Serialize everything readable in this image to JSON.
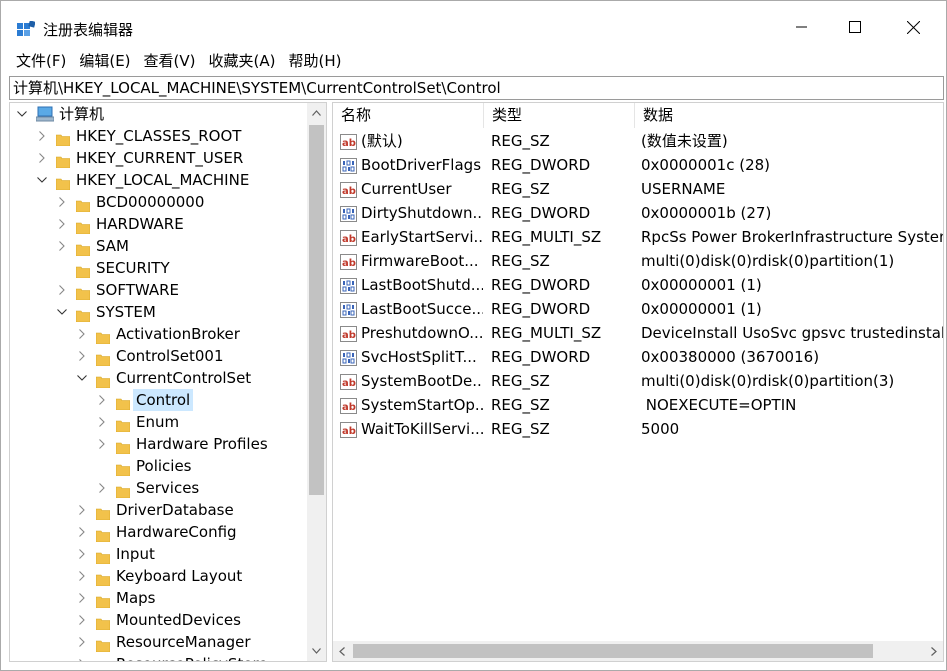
{
  "window": {
    "title": "注册表编辑器",
    "icon": "regedit-icon"
  },
  "menu": [
    "文件(F)",
    "编辑(E)",
    "查看(V)",
    "收藏夹(A)",
    "帮助(H)"
  ],
  "address": "计算机\\HKEY_LOCAL_MACHINE\\SYSTEM\\CurrentControlSet\\Control",
  "tree": [
    {
      "label": "计算机",
      "level": 0,
      "expander": "expanded",
      "icon": "computer-icon",
      "selected": false
    },
    {
      "label": "HKEY_CLASSES_ROOT",
      "level": 1,
      "expander": "collapsed",
      "icon": "folder-icon",
      "selected": false
    },
    {
      "label": "HKEY_CURRENT_USER",
      "level": 1,
      "expander": "collapsed",
      "icon": "folder-icon",
      "selected": false
    },
    {
      "label": "HKEY_LOCAL_MACHINE",
      "level": 1,
      "expander": "expanded",
      "icon": "folder-icon",
      "selected": false
    },
    {
      "label": "BCD00000000",
      "level": 2,
      "expander": "collapsed",
      "icon": "folder-icon",
      "selected": false
    },
    {
      "label": "HARDWARE",
      "level": 2,
      "expander": "collapsed",
      "icon": "folder-icon",
      "selected": false
    },
    {
      "label": "SAM",
      "level": 2,
      "expander": "collapsed",
      "icon": "folder-icon",
      "selected": false
    },
    {
      "label": "SECURITY",
      "level": 2,
      "expander": "none",
      "icon": "folder-icon",
      "selected": false
    },
    {
      "label": "SOFTWARE",
      "level": 2,
      "expander": "collapsed",
      "icon": "folder-icon",
      "selected": false
    },
    {
      "label": "SYSTEM",
      "level": 2,
      "expander": "expanded",
      "icon": "folder-icon",
      "selected": false
    },
    {
      "label": "ActivationBroker",
      "level": 3,
      "expander": "collapsed",
      "icon": "folder-icon",
      "selected": false
    },
    {
      "label": "ControlSet001",
      "level": 3,
      "expander": "collapsed",
      "icon": "folder-icon",
      "selected": false
    },
    {
      "label": "CurrentControlSet",
      "level": 3,
      "expander": "expanded",
      "icon": "folder-icon",
      "selected": false
    },
    {
      "label": "Control",
      "level": 4,
      "expander": "collapsed",
      "icon": "folder-open-icon",
      "selected": true
    },
    {
      "label": "Enum",
      "level": 4,
      "expander": "collapsed",
      "icon": "folder-icon",
      "selected": false
    },
    {
      "label": "Hardware Profiles",
      "level": 4,
      "expander": "collapsed",
      "icon": "folder-icon",
      "selected": false
    },
    {
      "label": "Policies",
      "level": 4,
      "expander": "none",
      "icon": "folder-icon",
      "selected": false
    },
    {
      "label": "Services",
      "level": 4,
      "expander": "collapsed",
      "icon": "folder-icon",
      "selected": false
    },
    {
      "label": "DriverDatabase",
      "level": 3,
      "expander": "collapsed",
      "icon": "folder-icon",
      "selected": false
    },
    {
      "label": "HardwareConfig",
      "level": 3,
      "expander": "collapsed",
      "icon": "folder-icon",
      "selected": false
    },
    {
      "label": "Input",
      "level": 3,
      "expander": "collapsed",
      "icon": "folder-icon",
      "selected": false
    },
    {
      "label": "Keyboard Layout",
      "level": 3,
      "expander": "collapsed",
      "icon": "folder-icon",
      "selected": false
    },
    {
      "label": "Maps",
      "level": 3,
      "expander": "collapsed",
      "icon": "folder-icon",
      "selected": false
    },
    {
      "label": "MountedDevices",
      "level": 3,
      "expander": "collapsed",
      "icon": "folder-icon",
      "selected": false
    },
    {
      "label": "ResourceManager",
      "level": 3,
      "expander": "collapsed",
      "icon": "folder-icon",
      "selected": false
    },
    {
      "label": "ResourcePolicyStore",
      "level": 3,
      "expander": "collapsed",
      "icon": "folder-icon",
      "selected": false
    }
  ],
  "columns": {
    "name": "名称",
    "type": "类型",
    "data": "数据"
  },
  "values": [
    {
      "name": "(默认)",
      "type": "REG_SZ",
      "data": "(数值未设置)",
      "icon": "string-value-icon"
    },
    {
      "name": "BootDriverFlags",
      "type": "REG_DWORD",
      "data": "0x0000001c (28)",
      "icon": "binary-value-icon"
    },
    {
      "name": "CurrentUser",
      "type": "REG_SZ",
      "data": "USERNAME",
      "icon": "string-value-icon"
    },
    {
      "name": "DirtyShutdown...",
      "type": "REG_DWORD",
      "data": "0x0000001b (27)",
      "icon": "binary-value-icon"
    },
    {
      "name": "EarlyStartServi...",
      "type": "REG_MULTI_SZ",
      "data": "RpcSs Power BrokerInfrastructure System",
      "icon": "string-value-icon"
    },
    {
      "name": "FirmwareBoot...",
      "type": "REG_SZ",
      "data": "multi(0)disk(0)rdisk(0)partition(1)",
      "icon": "string-value-icon"
    },
    {
      "name": "LastBootShutd...",
      "type": "REG_DWORD",
      "data": "0x00000001 (1)",
      "icon": "binary-value-icon"
    },
    {
      "name": "LastBootSucce...",
      "type": "REG_DWORD",
      "data": "0x00000001 (1)",
      "icon": "binary-value-icon"
    },
    {
      "name": "PreshutdownO...",
      "type": "REG_MULTI_SZ",
      "data": "DeviceInstall UsoSvc gpsvc trustedinstalle",
      "icon": "string-value-icon"
    },
    {
      "name": "SvcHostSplitT...",
      "type": "REG_DWORD",
      "data": "0x00380000 (3670016)",
      "icon": "binary-value-icon"
    },
    {
      "name": "SystemBootDe...",
      "type": "REG_SZ",
      "data": "multi(0)disk(0)rdisk(0)partition(3)",
      "icon": "string-value-icon"
    },
    {
      "name": "SystemStartOp...",
      "type": "REG_SZ",
      "data": " NOEXECUTE=OPTIN",
      "icon": "string-value-icon"
    },
    {
      "name": "WaitToKillServi...",
      "type": "REG_SZ",
      "data": "5000",
      "icon": "string-value-icon"
    }
  ],
  "colors": {
    "selection": "#cce8ff",
    "folder": "#f2c24b",
    "string_icon_text": "#c0392b",
    "binary_icon": "#3a64b8"
  }
}
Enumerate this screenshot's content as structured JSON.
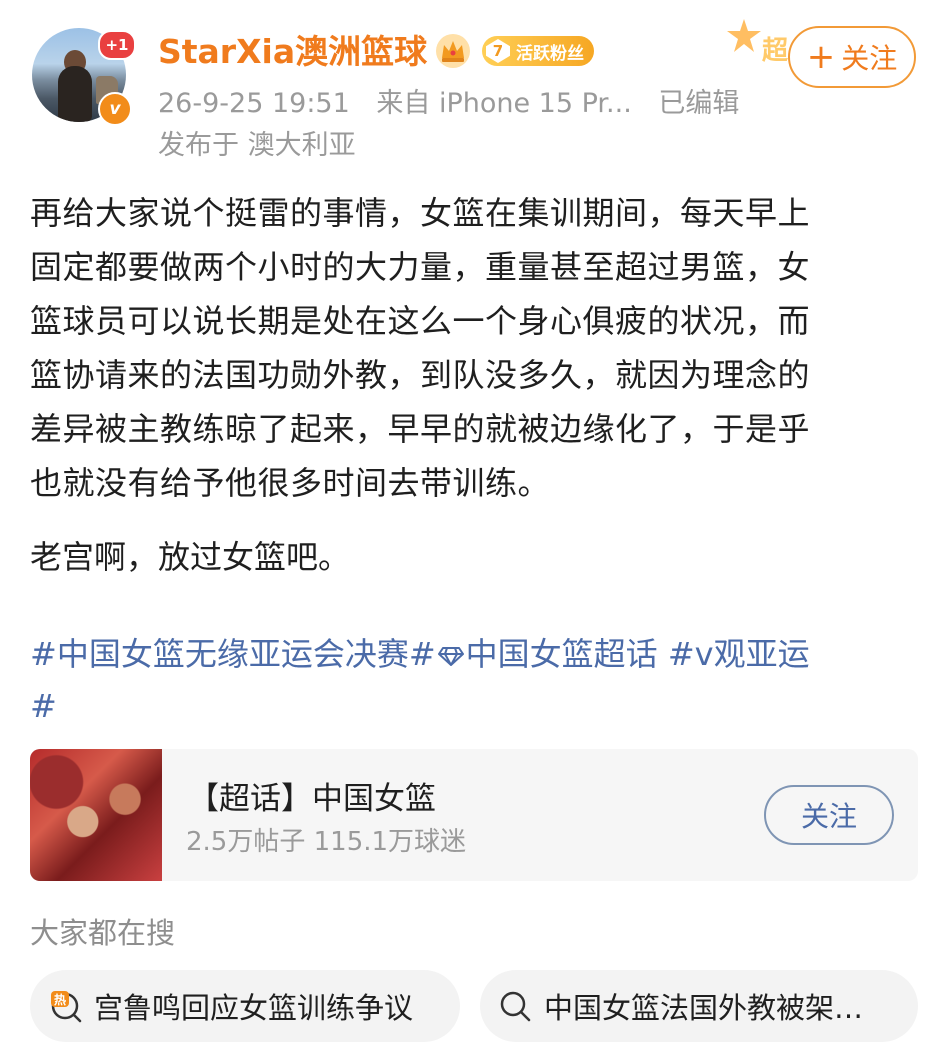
{
  "post": {
    "username": "StarXia澳洲篮球",
    "notification_badge": "+1",
    "fan_badge_level": "7",
    "fan_badge_label": "活跃粉丝",
    "super_deco_label": "超",
    "follow_label": "关注",
    "time": "26-9-25 19:51",
    "source": "来自 iPhone 15 Pr...",
    "edited": "已编辑",
    "location": "发布于 澳大利亚",
    "body_lines": [
      "再给大家说个挺雷的事情，女篮在集训期间，每天早上",
      "固定都要做两个小时的大力量，重量甚至超过男篮，女",
      "篮球员可以说长期是处在这么一个身心俱疲的状况，而",
      "篮协请来的法国功勋外教，到队没多久，就因为理念的",
      "差异被主教练晾了起来，早早的就被边缘化了，于是乎",
      "也就没有给予他很多时间去带训练。"
    ],
    "body_para2": "老宫啊，放过女篮吧。",
    "tags": {
      "tag1": "#中国女篮无缘亚运会决赛#",
      "tag2": "中国女篮超话",
      "tag3": "#v观亚运",
      "tag3_end": "#"
    }
  },
  "topic_card": {
    "title": "【超话】中国女篮",
    "stats": "2.5万帖子 115.1万球迷",
    "follow_label": "关注"
  },
  "search": {
    "label": "大家都在搜",
    "items": [
      {
        "text": "宫鲁鸣回应女篮训练争议",
        "icon": "hot-search-icon"
      },
      {
        "text": "中国女篮法国外教被架…",
        "icon": "search-icon"
      }
    ]
  },
  "colors": {
    "username": "#f07b1d",
    "link": "#4b6ba8",
    "muted": "#9a9a9a",
    "badge_red": "#e94040",
    "verified_orange": "#f28c1a"
  }
}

Task brief: Copy each line of the listing that holds the word "disk".

Finished task:
      "data": "multi(0)disk(0)rdisk(0)partition(1)",
      "data": "multi(0)disk(0)rdisk(0)partition(3)",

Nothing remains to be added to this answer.